(Some records)
****************************************
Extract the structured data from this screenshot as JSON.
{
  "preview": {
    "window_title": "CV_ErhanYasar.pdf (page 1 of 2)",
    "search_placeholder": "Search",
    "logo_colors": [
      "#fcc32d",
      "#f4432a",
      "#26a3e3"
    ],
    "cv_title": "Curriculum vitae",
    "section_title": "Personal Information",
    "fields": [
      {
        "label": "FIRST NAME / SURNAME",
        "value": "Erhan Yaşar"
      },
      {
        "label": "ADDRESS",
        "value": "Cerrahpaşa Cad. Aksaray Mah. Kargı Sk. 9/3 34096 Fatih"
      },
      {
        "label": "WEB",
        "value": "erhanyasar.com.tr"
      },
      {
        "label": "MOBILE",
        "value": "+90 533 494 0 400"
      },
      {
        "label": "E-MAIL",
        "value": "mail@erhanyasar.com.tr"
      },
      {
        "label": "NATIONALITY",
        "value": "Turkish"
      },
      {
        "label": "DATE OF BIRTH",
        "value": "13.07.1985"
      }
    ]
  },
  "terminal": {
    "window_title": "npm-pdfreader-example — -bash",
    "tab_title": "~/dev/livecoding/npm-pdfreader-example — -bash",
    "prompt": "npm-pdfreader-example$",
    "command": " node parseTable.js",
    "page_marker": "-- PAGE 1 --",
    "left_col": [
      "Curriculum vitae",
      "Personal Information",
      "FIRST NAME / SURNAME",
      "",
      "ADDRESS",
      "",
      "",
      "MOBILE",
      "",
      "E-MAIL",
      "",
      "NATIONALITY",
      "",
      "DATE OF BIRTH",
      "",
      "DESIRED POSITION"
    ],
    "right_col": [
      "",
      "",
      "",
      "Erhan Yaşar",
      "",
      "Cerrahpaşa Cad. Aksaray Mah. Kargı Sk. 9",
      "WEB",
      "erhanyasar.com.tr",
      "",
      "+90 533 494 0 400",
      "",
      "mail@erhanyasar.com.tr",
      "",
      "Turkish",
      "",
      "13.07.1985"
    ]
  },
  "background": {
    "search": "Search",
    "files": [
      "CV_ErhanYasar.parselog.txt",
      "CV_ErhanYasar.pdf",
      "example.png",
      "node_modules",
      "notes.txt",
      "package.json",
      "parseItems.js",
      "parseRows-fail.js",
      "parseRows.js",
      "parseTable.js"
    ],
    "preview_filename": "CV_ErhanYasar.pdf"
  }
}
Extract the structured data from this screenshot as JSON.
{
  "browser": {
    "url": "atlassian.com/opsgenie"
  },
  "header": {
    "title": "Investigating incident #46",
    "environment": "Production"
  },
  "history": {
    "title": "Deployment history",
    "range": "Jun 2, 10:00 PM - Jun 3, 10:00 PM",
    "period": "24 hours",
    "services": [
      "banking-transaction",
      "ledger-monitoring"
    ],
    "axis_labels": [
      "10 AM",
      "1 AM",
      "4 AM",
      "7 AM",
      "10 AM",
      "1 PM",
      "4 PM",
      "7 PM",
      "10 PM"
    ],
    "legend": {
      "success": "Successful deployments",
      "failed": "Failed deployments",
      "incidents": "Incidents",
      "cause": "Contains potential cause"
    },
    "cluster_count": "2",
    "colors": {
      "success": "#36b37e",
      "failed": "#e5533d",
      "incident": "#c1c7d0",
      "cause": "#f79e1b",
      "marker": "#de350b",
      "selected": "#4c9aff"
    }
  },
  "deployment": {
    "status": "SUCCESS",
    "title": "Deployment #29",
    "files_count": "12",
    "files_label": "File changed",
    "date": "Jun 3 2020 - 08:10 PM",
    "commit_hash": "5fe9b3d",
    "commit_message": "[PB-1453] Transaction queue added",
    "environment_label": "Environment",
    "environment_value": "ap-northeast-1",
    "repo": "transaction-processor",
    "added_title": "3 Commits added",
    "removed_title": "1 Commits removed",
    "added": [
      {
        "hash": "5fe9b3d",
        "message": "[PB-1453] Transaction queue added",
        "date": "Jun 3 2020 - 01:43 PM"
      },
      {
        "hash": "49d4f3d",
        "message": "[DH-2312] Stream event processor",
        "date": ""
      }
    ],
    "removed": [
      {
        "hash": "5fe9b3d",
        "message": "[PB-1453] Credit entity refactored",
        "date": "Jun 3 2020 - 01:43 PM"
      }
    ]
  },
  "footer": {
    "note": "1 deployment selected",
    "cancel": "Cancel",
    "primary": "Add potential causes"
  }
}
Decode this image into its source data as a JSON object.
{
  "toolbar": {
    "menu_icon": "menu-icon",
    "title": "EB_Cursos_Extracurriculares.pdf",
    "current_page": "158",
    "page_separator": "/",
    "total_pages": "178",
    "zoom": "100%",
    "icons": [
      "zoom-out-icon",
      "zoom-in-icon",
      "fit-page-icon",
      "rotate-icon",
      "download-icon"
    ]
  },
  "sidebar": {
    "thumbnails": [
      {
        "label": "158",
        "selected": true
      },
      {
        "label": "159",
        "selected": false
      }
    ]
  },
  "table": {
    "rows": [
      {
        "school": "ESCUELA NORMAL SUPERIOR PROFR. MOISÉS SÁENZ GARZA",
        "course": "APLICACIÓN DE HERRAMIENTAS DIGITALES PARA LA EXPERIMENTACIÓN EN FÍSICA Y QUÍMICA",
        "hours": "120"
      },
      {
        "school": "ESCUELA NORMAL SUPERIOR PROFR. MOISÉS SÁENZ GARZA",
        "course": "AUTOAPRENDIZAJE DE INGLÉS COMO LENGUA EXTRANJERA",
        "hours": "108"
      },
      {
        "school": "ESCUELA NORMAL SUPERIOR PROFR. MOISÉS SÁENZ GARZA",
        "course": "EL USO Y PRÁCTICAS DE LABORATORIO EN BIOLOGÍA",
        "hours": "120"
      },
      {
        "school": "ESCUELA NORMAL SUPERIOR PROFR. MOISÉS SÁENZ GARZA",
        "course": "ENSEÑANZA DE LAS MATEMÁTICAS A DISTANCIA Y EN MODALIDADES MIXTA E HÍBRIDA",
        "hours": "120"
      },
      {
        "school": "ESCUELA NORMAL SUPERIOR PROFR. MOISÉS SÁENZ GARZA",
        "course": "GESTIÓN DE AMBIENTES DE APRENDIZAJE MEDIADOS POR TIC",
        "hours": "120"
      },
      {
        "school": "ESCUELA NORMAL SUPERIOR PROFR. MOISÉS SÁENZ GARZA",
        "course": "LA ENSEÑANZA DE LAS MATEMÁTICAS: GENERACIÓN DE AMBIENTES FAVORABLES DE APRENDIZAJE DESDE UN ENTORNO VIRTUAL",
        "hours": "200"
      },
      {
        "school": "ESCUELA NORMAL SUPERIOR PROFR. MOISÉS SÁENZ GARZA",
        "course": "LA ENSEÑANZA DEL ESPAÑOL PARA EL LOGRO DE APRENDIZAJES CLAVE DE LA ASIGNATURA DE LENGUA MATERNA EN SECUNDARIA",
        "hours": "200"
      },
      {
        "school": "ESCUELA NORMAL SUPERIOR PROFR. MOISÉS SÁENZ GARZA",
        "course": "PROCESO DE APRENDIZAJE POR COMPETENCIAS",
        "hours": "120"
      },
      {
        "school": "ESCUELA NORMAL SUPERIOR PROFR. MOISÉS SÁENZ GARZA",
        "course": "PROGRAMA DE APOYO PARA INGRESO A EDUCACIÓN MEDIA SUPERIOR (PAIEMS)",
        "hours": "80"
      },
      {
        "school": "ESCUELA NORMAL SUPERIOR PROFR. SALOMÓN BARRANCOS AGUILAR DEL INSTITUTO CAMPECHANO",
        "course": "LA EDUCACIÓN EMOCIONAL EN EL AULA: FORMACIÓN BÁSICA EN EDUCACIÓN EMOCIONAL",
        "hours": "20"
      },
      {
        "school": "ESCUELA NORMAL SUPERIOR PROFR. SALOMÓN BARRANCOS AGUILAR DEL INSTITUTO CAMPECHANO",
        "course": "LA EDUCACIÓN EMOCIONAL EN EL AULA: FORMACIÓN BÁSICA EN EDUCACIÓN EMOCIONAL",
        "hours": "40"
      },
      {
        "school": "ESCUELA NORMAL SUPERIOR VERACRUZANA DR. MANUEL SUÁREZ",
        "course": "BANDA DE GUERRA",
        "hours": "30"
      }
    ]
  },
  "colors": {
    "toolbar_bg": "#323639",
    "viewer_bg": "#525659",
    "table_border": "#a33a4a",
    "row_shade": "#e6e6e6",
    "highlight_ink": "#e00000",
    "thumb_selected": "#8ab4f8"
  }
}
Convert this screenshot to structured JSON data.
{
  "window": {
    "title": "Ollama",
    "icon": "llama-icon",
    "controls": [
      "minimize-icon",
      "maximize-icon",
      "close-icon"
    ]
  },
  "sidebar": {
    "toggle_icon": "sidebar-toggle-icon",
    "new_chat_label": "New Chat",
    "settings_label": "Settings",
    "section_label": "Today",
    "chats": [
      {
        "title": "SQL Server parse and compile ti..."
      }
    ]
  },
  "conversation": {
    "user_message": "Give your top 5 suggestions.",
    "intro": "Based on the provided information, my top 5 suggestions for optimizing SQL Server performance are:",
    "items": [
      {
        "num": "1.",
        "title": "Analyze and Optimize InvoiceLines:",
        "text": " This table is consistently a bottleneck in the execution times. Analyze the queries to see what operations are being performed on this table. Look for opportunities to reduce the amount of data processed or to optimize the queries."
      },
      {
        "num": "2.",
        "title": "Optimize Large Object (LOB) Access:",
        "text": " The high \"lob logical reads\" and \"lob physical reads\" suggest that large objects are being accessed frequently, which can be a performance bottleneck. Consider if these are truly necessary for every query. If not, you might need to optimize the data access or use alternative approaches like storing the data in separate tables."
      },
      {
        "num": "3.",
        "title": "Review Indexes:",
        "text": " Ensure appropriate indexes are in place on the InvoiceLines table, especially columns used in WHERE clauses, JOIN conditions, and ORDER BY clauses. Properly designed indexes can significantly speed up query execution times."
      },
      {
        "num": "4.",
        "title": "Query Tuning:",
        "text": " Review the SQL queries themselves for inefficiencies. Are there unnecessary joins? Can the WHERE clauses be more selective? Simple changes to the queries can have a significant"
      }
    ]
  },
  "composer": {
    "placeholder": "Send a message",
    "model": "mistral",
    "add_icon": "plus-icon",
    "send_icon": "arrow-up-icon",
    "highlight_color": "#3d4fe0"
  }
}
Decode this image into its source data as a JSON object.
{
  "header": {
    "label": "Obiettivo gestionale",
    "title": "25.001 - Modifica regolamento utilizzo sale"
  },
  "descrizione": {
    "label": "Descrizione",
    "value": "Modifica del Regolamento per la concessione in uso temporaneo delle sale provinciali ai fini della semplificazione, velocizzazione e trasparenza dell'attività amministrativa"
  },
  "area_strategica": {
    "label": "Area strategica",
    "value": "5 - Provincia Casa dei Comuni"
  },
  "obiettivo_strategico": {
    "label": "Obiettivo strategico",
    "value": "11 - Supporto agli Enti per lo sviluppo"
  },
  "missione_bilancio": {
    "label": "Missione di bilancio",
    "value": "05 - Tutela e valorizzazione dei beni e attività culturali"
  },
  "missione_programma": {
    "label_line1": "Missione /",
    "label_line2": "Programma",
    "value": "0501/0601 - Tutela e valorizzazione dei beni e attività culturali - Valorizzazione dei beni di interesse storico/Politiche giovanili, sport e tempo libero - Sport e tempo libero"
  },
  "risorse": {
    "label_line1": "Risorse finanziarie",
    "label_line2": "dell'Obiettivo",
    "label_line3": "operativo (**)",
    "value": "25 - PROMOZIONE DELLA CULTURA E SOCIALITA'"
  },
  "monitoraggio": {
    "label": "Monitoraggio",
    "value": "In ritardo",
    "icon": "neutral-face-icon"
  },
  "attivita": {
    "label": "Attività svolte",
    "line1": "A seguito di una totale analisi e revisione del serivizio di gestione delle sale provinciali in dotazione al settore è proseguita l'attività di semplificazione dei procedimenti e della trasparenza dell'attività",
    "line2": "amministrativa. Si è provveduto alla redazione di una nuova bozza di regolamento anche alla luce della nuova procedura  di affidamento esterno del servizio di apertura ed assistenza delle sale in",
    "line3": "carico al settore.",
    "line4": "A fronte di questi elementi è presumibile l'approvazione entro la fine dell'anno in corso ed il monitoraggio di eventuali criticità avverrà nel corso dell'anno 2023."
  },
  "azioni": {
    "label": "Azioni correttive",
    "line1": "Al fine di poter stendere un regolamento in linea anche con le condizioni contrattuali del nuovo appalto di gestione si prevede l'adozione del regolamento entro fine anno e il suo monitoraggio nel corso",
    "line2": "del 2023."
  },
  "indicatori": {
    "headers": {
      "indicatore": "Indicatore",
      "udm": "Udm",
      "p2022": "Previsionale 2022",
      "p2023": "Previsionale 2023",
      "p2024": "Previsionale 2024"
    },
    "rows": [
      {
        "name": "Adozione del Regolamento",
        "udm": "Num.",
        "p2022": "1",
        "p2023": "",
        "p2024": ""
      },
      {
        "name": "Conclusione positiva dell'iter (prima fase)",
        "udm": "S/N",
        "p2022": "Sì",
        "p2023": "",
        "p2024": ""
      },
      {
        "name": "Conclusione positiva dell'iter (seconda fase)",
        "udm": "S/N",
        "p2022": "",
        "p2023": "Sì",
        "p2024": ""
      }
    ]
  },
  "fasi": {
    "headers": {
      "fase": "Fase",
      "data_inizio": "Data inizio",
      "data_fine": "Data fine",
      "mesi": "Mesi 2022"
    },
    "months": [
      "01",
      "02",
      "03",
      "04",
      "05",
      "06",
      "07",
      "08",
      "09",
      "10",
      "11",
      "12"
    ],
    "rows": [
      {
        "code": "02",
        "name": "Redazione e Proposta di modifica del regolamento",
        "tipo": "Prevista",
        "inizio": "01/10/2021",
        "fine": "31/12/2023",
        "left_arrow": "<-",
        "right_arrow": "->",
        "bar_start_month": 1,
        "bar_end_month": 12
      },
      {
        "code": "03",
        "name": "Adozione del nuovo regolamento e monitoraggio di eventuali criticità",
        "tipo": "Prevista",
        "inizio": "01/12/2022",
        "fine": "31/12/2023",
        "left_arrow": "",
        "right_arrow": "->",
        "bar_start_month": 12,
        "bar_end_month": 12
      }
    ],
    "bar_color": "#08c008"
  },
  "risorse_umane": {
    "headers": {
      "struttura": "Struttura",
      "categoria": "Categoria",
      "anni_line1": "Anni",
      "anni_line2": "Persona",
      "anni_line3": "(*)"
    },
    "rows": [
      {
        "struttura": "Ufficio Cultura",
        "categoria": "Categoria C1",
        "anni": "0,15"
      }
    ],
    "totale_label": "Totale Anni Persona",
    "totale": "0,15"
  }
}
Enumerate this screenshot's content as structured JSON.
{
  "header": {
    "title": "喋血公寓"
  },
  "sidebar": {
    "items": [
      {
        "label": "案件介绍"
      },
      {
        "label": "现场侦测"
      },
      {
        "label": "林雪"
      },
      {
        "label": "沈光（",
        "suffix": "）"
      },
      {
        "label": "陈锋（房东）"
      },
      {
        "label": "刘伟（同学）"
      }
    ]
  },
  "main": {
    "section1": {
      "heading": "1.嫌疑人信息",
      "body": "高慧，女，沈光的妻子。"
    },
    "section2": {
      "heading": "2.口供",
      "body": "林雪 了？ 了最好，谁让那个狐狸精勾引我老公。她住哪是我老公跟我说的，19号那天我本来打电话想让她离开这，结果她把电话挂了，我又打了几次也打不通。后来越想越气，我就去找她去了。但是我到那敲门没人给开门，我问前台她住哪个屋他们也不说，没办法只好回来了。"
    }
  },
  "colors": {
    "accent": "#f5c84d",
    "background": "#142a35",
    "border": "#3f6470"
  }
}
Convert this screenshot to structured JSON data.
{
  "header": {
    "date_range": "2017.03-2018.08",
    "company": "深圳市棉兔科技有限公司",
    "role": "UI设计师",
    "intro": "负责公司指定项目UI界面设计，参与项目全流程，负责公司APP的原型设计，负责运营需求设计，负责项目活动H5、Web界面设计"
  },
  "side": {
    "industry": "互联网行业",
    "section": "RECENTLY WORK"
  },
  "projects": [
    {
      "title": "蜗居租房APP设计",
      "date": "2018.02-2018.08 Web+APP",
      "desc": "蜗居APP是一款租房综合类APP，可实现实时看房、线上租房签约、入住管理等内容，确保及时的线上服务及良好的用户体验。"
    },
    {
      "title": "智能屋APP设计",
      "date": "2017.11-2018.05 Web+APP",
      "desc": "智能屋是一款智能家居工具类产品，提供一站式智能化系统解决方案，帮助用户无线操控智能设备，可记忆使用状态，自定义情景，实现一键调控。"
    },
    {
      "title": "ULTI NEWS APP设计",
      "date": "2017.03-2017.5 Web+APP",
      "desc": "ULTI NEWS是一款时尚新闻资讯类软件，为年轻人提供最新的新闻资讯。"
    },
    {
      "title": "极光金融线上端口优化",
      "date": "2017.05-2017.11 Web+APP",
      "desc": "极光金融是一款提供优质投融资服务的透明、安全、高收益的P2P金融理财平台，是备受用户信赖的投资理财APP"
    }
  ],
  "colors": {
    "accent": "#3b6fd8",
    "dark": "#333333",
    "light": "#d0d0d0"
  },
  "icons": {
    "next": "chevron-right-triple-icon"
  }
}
****************************************
# SHORT TASK
Of the lines above, copy each that contains "queries".

# THE SOLUTION
        "text": " This table is consistently a bottleneck in the execution times. Analyze the queries to see what operations are being performed on this table. Look for opportunities to reduce the amount of data processed or to optimize the queries."
        "text": " Review the SQL queries themselves for inefficiencies. Are there unnecessary joins? Can the WHERE clauses be more selective? Simple changes to the queries can have a significant"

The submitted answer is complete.